**Written instruction:** Every line holding the word "text" counts once. Give the total, nothing more.

==== Task inputs ====

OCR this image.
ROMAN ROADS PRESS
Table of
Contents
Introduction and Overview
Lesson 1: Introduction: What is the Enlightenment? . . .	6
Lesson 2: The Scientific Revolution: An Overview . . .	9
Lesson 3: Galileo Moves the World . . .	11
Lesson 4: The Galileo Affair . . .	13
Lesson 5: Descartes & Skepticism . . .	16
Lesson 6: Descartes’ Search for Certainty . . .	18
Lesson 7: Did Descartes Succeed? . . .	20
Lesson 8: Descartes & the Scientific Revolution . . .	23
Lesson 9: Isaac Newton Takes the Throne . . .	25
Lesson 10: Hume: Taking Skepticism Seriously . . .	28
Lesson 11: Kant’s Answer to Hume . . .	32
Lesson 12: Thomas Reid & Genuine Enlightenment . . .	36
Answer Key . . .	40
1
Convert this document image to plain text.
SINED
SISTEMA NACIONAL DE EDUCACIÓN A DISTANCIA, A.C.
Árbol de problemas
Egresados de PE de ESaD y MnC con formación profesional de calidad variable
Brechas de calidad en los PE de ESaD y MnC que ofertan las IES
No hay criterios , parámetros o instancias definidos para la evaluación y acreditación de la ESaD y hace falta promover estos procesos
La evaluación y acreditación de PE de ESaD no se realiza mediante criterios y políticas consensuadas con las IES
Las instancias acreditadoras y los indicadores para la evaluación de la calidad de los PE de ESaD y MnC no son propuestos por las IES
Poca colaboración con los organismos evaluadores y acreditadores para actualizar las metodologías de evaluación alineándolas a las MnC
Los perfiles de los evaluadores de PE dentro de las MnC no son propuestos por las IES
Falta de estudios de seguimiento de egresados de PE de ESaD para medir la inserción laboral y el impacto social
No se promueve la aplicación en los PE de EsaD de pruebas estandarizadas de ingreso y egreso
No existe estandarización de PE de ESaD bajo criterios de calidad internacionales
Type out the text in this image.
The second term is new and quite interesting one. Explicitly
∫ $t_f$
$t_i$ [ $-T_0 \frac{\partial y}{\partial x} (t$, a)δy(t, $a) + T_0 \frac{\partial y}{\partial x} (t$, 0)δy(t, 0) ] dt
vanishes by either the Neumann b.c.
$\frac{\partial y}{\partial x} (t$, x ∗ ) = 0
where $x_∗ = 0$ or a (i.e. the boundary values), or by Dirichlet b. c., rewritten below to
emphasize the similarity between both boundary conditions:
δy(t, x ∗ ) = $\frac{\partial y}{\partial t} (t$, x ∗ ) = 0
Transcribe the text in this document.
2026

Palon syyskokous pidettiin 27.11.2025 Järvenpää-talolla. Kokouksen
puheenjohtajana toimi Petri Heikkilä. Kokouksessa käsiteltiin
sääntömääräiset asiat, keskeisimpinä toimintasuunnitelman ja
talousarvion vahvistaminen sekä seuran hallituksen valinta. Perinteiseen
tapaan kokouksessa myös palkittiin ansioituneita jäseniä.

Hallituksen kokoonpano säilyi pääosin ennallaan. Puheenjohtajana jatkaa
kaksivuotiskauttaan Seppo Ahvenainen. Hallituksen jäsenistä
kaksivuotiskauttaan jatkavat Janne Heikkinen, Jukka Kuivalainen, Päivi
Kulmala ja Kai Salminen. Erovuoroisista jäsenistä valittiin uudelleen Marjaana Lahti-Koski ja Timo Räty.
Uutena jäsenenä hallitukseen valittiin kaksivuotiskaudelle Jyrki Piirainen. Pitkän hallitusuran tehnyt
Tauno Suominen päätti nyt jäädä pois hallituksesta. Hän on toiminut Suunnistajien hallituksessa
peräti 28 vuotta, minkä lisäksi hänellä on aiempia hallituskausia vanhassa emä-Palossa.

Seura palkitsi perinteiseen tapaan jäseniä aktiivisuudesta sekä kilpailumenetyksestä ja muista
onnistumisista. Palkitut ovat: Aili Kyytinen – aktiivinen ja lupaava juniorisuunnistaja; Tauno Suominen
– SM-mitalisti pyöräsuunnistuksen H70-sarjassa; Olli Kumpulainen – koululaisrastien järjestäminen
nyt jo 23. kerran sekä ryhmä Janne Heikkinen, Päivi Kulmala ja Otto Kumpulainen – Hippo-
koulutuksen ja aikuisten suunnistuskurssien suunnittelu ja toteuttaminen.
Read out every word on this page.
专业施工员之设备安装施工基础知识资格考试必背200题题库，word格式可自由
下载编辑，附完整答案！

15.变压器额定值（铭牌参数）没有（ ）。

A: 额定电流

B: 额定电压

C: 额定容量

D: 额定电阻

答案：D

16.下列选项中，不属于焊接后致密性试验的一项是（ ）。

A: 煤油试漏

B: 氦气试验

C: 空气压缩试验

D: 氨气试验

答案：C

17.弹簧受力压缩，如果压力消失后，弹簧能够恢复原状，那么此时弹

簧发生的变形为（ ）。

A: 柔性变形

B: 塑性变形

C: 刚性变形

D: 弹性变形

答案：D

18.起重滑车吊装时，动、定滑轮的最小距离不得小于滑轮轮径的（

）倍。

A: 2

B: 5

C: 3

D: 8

====

**Complete output:** 3